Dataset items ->

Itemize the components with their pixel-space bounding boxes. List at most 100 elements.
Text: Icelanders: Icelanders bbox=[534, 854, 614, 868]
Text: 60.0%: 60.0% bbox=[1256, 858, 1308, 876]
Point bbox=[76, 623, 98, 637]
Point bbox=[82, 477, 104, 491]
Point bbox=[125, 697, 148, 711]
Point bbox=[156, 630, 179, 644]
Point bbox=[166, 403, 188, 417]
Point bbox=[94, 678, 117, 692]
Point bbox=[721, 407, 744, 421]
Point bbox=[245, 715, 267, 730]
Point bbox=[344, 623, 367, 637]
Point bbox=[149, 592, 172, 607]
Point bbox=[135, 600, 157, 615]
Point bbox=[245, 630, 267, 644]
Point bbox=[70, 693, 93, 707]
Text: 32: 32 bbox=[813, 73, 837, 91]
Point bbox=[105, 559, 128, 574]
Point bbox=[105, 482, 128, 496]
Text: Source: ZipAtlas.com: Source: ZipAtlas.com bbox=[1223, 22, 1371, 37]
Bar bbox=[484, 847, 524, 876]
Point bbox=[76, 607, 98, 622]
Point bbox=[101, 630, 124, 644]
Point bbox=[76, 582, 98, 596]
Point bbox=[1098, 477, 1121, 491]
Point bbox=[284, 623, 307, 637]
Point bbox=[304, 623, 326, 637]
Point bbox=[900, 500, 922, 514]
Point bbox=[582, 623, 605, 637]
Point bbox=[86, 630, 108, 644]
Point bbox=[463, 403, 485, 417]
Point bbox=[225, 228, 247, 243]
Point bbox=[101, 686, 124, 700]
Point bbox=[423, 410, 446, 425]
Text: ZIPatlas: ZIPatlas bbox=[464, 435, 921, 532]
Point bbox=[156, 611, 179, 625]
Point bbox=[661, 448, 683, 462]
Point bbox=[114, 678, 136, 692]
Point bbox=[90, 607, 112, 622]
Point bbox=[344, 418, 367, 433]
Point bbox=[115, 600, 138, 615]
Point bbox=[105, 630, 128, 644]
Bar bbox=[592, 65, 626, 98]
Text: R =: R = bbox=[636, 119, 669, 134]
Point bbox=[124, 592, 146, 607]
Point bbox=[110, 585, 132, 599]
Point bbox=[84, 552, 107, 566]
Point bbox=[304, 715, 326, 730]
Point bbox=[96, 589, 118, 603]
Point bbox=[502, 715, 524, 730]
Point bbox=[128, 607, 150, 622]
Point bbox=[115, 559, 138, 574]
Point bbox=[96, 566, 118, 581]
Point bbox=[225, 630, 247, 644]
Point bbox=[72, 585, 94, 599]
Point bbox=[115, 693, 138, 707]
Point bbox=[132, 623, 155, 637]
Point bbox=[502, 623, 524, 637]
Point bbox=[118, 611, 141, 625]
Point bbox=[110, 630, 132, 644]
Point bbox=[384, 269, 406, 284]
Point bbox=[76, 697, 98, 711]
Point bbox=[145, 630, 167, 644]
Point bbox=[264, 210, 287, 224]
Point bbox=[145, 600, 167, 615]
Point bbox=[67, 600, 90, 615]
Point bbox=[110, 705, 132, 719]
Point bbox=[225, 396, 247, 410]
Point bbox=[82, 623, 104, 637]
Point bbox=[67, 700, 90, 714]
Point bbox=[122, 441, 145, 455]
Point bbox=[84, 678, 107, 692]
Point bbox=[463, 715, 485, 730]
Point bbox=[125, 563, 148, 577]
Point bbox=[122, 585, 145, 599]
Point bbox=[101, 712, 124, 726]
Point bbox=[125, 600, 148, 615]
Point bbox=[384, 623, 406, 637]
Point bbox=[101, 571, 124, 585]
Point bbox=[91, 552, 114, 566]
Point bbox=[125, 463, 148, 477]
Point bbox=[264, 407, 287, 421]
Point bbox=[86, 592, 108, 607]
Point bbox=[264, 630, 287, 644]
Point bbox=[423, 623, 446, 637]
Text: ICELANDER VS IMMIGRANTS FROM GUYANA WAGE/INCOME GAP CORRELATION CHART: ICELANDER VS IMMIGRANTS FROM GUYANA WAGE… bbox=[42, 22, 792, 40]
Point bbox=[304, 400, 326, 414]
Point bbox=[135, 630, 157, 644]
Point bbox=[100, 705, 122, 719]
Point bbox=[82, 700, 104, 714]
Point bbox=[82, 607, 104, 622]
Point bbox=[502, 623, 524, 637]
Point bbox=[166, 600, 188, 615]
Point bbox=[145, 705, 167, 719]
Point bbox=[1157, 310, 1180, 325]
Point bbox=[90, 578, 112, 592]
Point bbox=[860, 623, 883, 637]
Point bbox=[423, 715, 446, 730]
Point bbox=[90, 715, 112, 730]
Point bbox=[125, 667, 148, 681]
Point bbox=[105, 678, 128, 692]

Set task -> Reproduce all of the material above line for line, with no changes.

Expected answer ->
Itemize the components with their pixel-space bounding boxes. List at most 100 elements.
Text: Icelanders: Icelanders bbox=[534, 854, 614, 868]
Text: 60.0%: 60.0% bbox=[1256, 858, 1308, 876]
Point bbox=[76, 623, 98, 637]
Point bbox=[82, 477, 104, 491]
Point bbox=[125, 697, 148, 711]
Point bbox=[156, 630, 179, 644]
Point bbox=[166, 403, 188, 417]
Point bbox=[94, 678, 117, 692]
Point bbox=[721, 407, 744, 421]
Point bbox=[245, 715, 267, 730]
Point bbox=[344, 623, 367, 637]
Point bbox=[149, 592, 172, 607]
Point bbox=[135, 600, 157, 615]
Point bbox=[245, 630, 267, 644]
Point bbox=[70, 693, 93, 707]
Text: 32: 32 bbox=[813, 73, 837, 91]
Point bbox=[105, 559, 128, 574]
Point bbox=[105, 482, 128, 496]
Text: Source: ZipAtlas.com: Source: ZipAtlas.com bbox=[1223, 22, 1371, 37]
Bar bbox=[484, 847, 524, 876]
Point bbox=[76, 607, 98, 622]
Point bbox=[101, 630, 124, 644]
Point bbox=[76, 582, 98, 596]
Point bbox=[1098, 477, 1121, 491]
Point bbox=[284, 623, 307, 637]
Point bbox=[304, 623, 326, 637]
Point bbox=[900, 500, 922, 514]
Point bbox=[582, 623, 605, 637]
Point bbox=[86, 630, 108, 644]
Point bbox=[463, 403, 485, 417]
Point bbox=[225, 228, 247, 243]
Point bbox=[101, 686, 124, 700]
Point bbox=[423, 410, 446, 425]
Text: ZIPatlas: ZIPatlas bbox=[464, 435, 921, 532]
Point bbox=[156, 611, 179, 625]
Point bbox=[661, 448, 683, 462]
Point bbox=[114, 678, 136, 692]
Point bbox=[90, 607, 112, 622]
Point bbox=[344, 418, 367, 433]
Point bbox=[115, 600, 138, 615]
Point bbox=[105, 630, 128, 644]
Bar bbox=[592, 65, 626, 98]
Text: R =: R = bbox=[636, 119, 669, 134]
Point bbox=[124, 592, 146, 607]
Point bbox=[110, 585, 132, 599]
Point bbox=[84, 552, 107, 566]
Point bbox=[304, 715, 326, 730]
Point bbox=[96, 589, 118, 603]
Point bbox=[502, 715, 524, 730]
Point bbox=[128, 607, 150, 622]
Point bbox=[115, 559, 138, 574]
Point bbox=[96, 566, 118, 581]
Point bbox=[225, 630, 247, 644]
Point bbox=[72, 585, 94, 599]
Point bbox=[115, 693, 138, 707]
Point bbox=[132, 623, 155, 637]
Point bbox=[502, 623, 524, 637]
Point bbox=[118, 611, 141, 625]
Point bbox=[110, 630, 132, 644]
Point bbox=[384, 269, 406, 284]
Point bbox=[76, 697, 98, 711]
Point bbox=[145, 630, 167, 644]
Point bbox=[264, 210, 287, 224]
Point bbox=[145, 600, 167, 615]
Point bbox=[67, 600, 90, 615]
Point bbox=[110, 705, 132, 719]
Point bbox=[225, 396, 247, 410]
Point bbox=[82, 623, 104, 637]
Point bbox=[67, 700, 90, 714]
Point bbox=[122, 441, 145, 455]
Point bbox=[84, 678, 107, 692]
Point bbox=[463, 715, 485, 730]
Point bbox=[125, 563, 148, 577]
Point bbox=[122, 585, 145, 599]
Point bbox=[101, 712, 124, 726]
Point bbox=[125, 600, 148, 615]
Point bbox=[384, 623, 406, 637]
Point bbox=[101, 571, 124, 585]
Point bbox=[91, 552, 114, 566]
Point bbox=[125, 463, 148, 477]
Point bbox=[264, 407, 287, 421]
Point bbox=[86, 592, 108, 607]
Point bbox=[264, 630, 287, 644]
Point bbox=[423, 623, 446, 637]
Text: ICELANDER VS IMMIGRANTS FROM GUYANA WAGE/INCOME GAP CORRELATION CHART: ICELANDER VS IMMIGRANTS FROM GUYANA WAGE… bbox=[42, 22, 792, 40]
Point bbox=[304, 400, 326, 414]
Point bbox=[135, 630, 157, 644]
Point bbox=[100, 705, 122, 719]
Point bbox=[82, 700, 104, 714]
Point bbox=[82, 607, 104, 622]
Point bbox=[502, 623, 524, 637]
Point bbox=[166, 600, 188, 615]
Point bbox=[145, 705, 167, 719]
Point bbox=[1157, 310, 1180, 325]
Point bbox=[90, 578, 112, 592]
Point bbox=[860, 623, 883, 637]
Point bbox=[423, 715, 446, 730]
Point bbox=[90, 715, 112, 730]
Point bbox=[125, 667, 148, 681]
Point bbox=[105, 678, 128, 692]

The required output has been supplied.